**What you should do**
Copy out the entries below again, beginning with the line containing "increase-indent-icon[interactable]: ⇥ —" and continuing through the line containing "restore-icon[interactable]: ❐ —".

**Recorded data**

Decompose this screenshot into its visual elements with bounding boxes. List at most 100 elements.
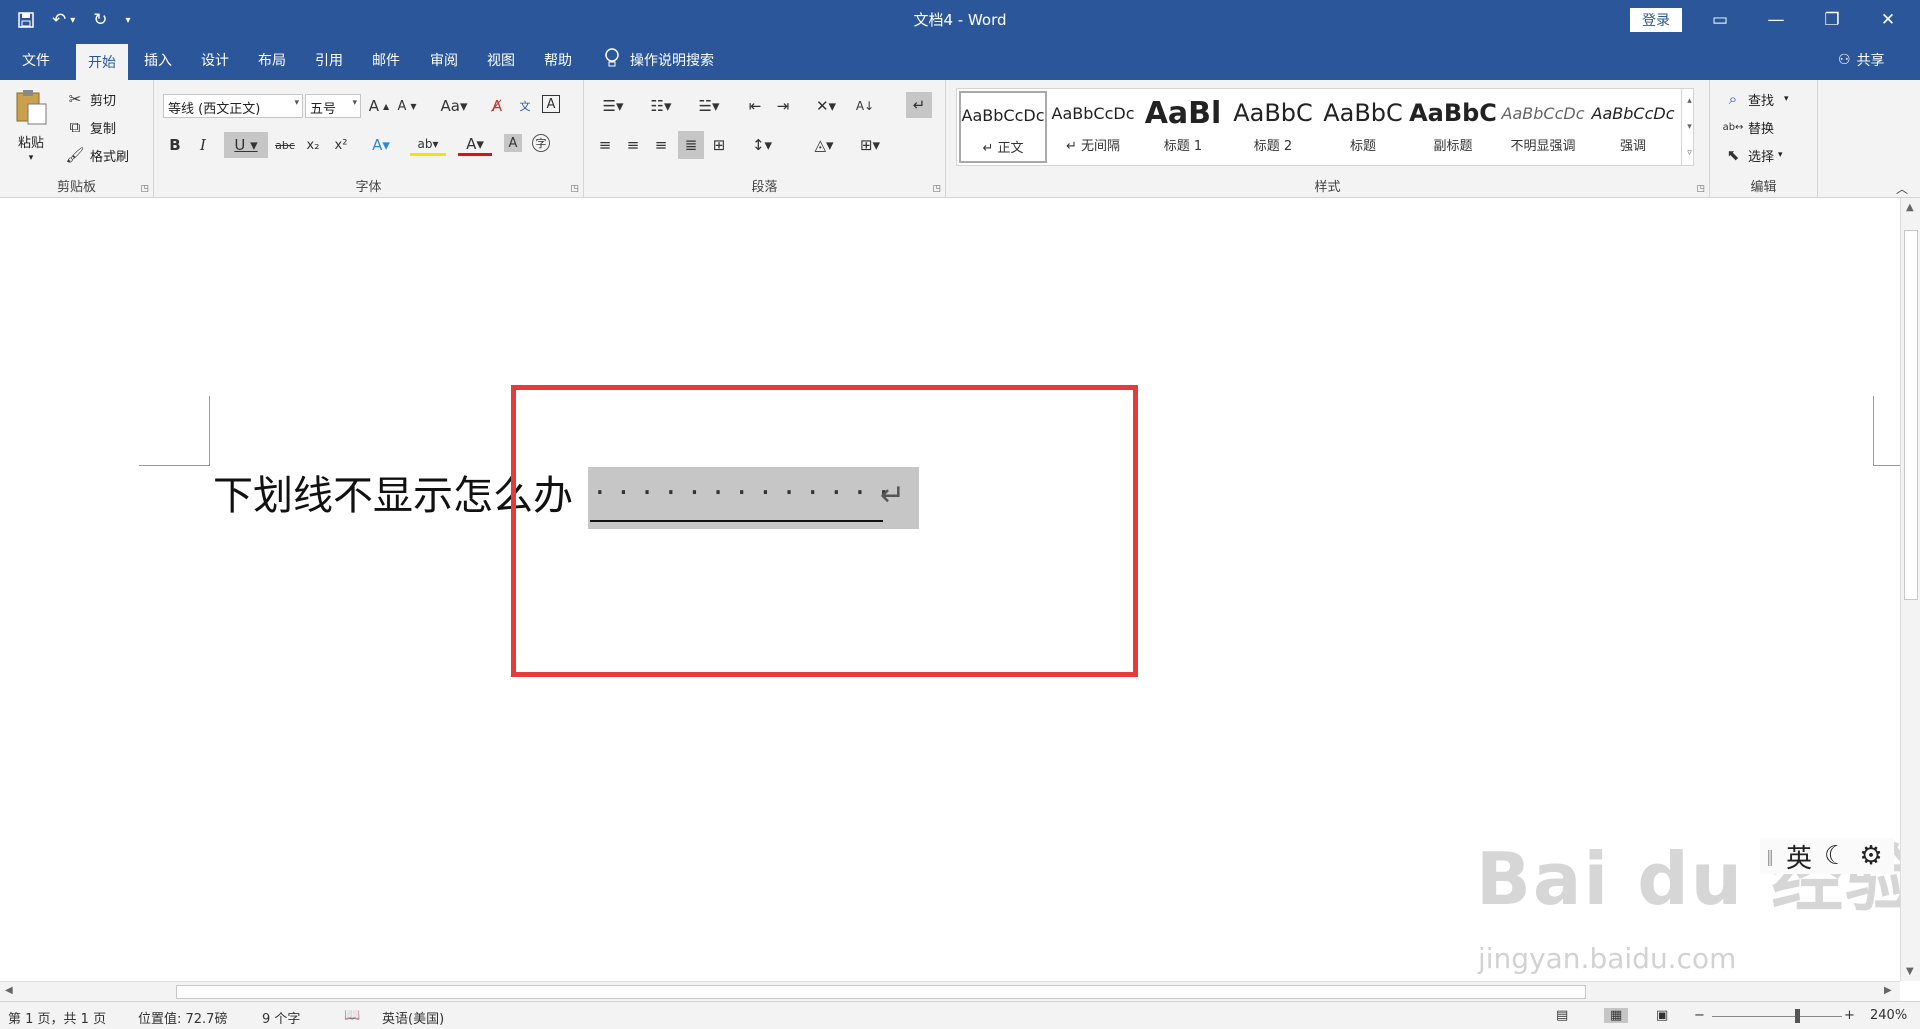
increase-indent-icon[interactable]: ⇥ — [772, 95, 794, 117]
style-item-no-spacing[interactable]: AaBbCcDc ↵ 无间隔 — [1049, 91, 1137, 163]
shrink-font-icon[interactable]: A ▼ — [396, 95, 418, 117]
tab-insert[interactable]: 插入 — [144, 40, 172, 80]
style-item-heading-2[interactable]: AaBbC 标题 2 — [1229, 91, 1317, 163]
bullets-icon[interactable]: ☰▾ — [594, 95, 632, 117]
drag-handle-icon[interactable]: ‖ — [1766, 847, 1774, 866]
restore-icon[interactable]: ❐ — [1804, 0, 1860, 40]
replace-button[interactable]: ab↔ 替换 — [1722, 116, 1774, 138]
font-color-icon[interactable]: A▾ — [458, 134, 492, 156]
style-item-emphasis[interactable]: AaBbCcDc 强调 — [1589, 91, 1677, 163]
clear-formatting-icon[interactable]: A̸ — [486, 95, 508, 117]
proofing-icon[interactable]: 📖 — [344, 1008, 360, 1023]
subscript-icon[interactable]: x₂ — [302, 134, 324, 156]
character-shading-icon[interactable]: A — [504, 134, 522, 152]
find-button[interactable]: ⌕ 查找 ▾ — [1722, 88, 1789, 110]
highlight-color-icon[interactable]: ab▾ — [410, 134, 446, 156]
tab-file[interactable]: 文件 — [22, 40, 50, 80]
font-size-select[interactable]: 五号 ▾ — [305, 94, 361, 118]
numbering-icon[interactable]: ☷▾ — [642, 95, 680, 117]
paste-button[interactable]: 粘贴 ▾ — [14, 88, 48, 163]
login-button[interactable]: 登录 — [1630, 8, 1682, 32]
ribbon-display-options-icon[interactable]: ▭ — [1692, 0, 1748, 40]
enclose-characters-icon[interactable]: 字 — [532, 134, 550, 152]
chinese-layout-icon[interactable]: ✕▾ — [808, 95, 844, 117]
horizontal-scrollbar[interactable]: ◀ ▶ — [0, 981, 1900, 1001]
bold-icon[interactable]: B — [164, 134, 186, 156]
moon-icon[interactable]: ☾ — [1824, 841, 1847, 871]
tab-help[interactable]: 帮助 — [544, 40, 572, 80]
zoom-slider-thumb[interactable] — [1795, 1009, 1800, 1023]
shading-icon[interactable]: ◬▾ — [806, 134, 842, 156]
copy-button[interactable]: ⧉ 复制 — [64, 116, 116, 138]
select-button[interactable]: ⬉ 选择 ▾ — [1722, 144, 1783, 166]
collapse-ribbon-icon[interactable]: ︿ — [1896, 180, 1908, 197]
align-left-icon[interactable]: ≡ — [594, 134, 616, 156]
chevron-down-icon[interactable]: ▾ — [1687, 122, 1692, 132]
phonetic-guide-icon[interactable]: 文 — [514, 95, 536, 117]
sort-icon[interactable]: A↓ — [854, 95, 876, 117]
zoom-out-icon[interactable]: − — [1694, 1008, 1705, 1023]
tell-me-search[interactable]: 操作说明搜索 — [604, 40, 714, 80]
ime-language-toggle[interactable]: 英 — [1786, 838, 1812, 875]
web-layout-icon[interactable]: ▣ — [1656, 1008, 1668, 1023]
read-mode-icon[interactable]: ▤ — [1556, 1008, 1568, 1023]
tab-review[interactable]: 审阅 — [430, 40, 458, 80]
borders-icon[interactable]: ⊞▾ — [852, 134, 888, 156]
scroll-up-icon[interactable]: ▲ — [1906, 202, 1914, 213]
line-spacing-icon[interactable]: ↕▾ — [744, 134, 780, 156]
scroll-right-icon[interactable]: ▶ — [1884, 985, 1892, 996]
close-icon[interactable]: ✕ — [1860, 0, 1916, 40]
scroll-left-icon[interactable]: ◀ — [5, 985, 13, 996]
tab-layout[interactable]: 布局 — [258, 40, 286, 80]
dialog-launcher-icon[interactable]: ◳ — [1696, 184, 1705, 194]
dialog-launcher-icon[interactable]: ◳ — [140, 184, 149, 194]
zoom-slider[interactable] — [1712, 1016, 1842, 1017]
superscript-icon[interactable]: x² — [330, 134, 352, 156]
scroll-down-icon[interactable]: ▼ — [1906, 966, 1914, 977]
distributed-icon[interactable]: ⊞ — [708, 134, 730, 156]
show-marks-icon[interactable]: ↵ — [906, 92, 932, 118]
gear-icon[interactable]: ⚙ — [1859, 841, 1882, 871]
print-layout-icon[interactable]: ▦ — [1604, 1008, 1629, 1023]
vertical-scrollbar[interactable]: ▲ ▼ — [1900, 198, 1920, 981]
cut-button[interactable]: ✂ 剪切 — [64, 88, 116, 110]
style-item-subtitle[interactable]: AaBbC 副标题 — [1409, 91, 1497, 163]
share-button[interactable]: ⚇ 共享 — [1838, 40, 1885, 80]
minimize-icon[interactable]: — — [1748, 0, 1804, 40]
text-effects-icon[interactable]: A▾ — [364, 134, 398, 156]
grow-font-icon[interactable]: A ▲ — [368, 95, 390, 117]
align-right-icon[interactable]: ≡ — [650, 134, 672, 156]
font-name-select[interactable]: 等线 (西文正文) ▾ — [163, 94, 303, 118]
scrollbar-thumb[interactable] — [1904, 230, 1918, 600]
strikethrough-icon[interactable]: abc — [274, 134, 296, 156]
change-case-icon[interactable]: Aa▾ — [436, 95, 472, 117]
tab-home[interactable]: 开始 — [76, 44, 128, 80]
dialog-launcher-icon[interactable]: ◳ — [570, 184, 579, 194]
word-count[interactable]: 9 个字 — [262, 1008, 300, 1027]
multilevel-list-icon[interactable]: ☱▾ — [690, 95, 728, 117]
language-indicator[interactable]: 英语(美国) — [382, 1008, 444, 1027]
more-icon[interactable]: ▿ — [1687, 148, 1692, 158]
style-item-normal[interactable]: AaBbCcDc ↵ 正文 — [959, 91, 1047, 163]
italic-icon[interactable]: I — [192, 134, 214, 156]
tab-references[interactable]: 引用 — [315, 40, 343, 80]
underline-button[interactable]: U ▾ — [224, 132, 268, 158]
zoom-in-icon[interactable]: + — [1844, 1008, 1855, 1023]
justify-icon[interactable]: ≣ — [678, 131, 704, 159]
tab-mailings[interactable]: 邮件 — [372, 40, 400, 80]
style-item-subtle-emphasis[interactable]: AaBbCcDc 不明显强调 — [1499, 91, 1587, 163]
style-item-heading-1[interactable]: AaBl 标题 1 — [1139, 91, 1227, 163]
decrease-indent-icon[interactable]: ⇤ — [744, 95, 766, 117]
zoom-level[interactable]: 240% — [1870, 1008, 1907, 1023]
format-painter-button[interactable]: 🖌 格式刷 — [64, 144, 129, 166]
styles-gallery-scroll[interactable]: ▴ ▾ ▿ — [1681, 88, 1697, 166]
tab-design[interactable]: 设计 — [201, 40, 229, 80]
scrollbar-thumb[interactable] — [176, 985, 1586, 999]
dialog-launcher-icon[interactable]: ◳ — [932, 184, 941, 194]
chevron-up-icon[interactable]: ▴ — [1687, 96, 1692, 106]
style-item-title[interactable]: AaBbC 标题 — [1319, 91, 1407, 163]
align-center-icon[interactable]: ≡ — [622, 134, 644, 156]
character-border-icon[interactable]: A — [542, 95, 560, 113]
page-count[interactable]: 第 1 页，共 1 页 — [8, 1008, 106, 1027]
tab-view[interactable]: 视图 — [487, 40, 515, 80]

**Worked answer**
increase-indent-icon[interactable]: ⇥ — [772, 95, 794, 117]
style-item-no-spacing[interactable]: AaBbCcDc ↵ 无间隔 — [1049, 91, 1137, 163]
shrink-font-icon[interactable]: A ▼ — [396, 95, 418, 117]
tab-insert[interactable]: 插入 — [144, 40, 172, 80]
style-item-heading-2[interactable]: AaBbC 标题 2 — [1229, 91, 1317, 163]
bullets-icon[interactable]: ☰▾ — [594, 95, 632, 117]
drag-handle-icon[interactable]: ‖ — [1766, 847, 1774, 866]
restore-icon[interactable]: ❐ — [1804, 0, 1860, 40]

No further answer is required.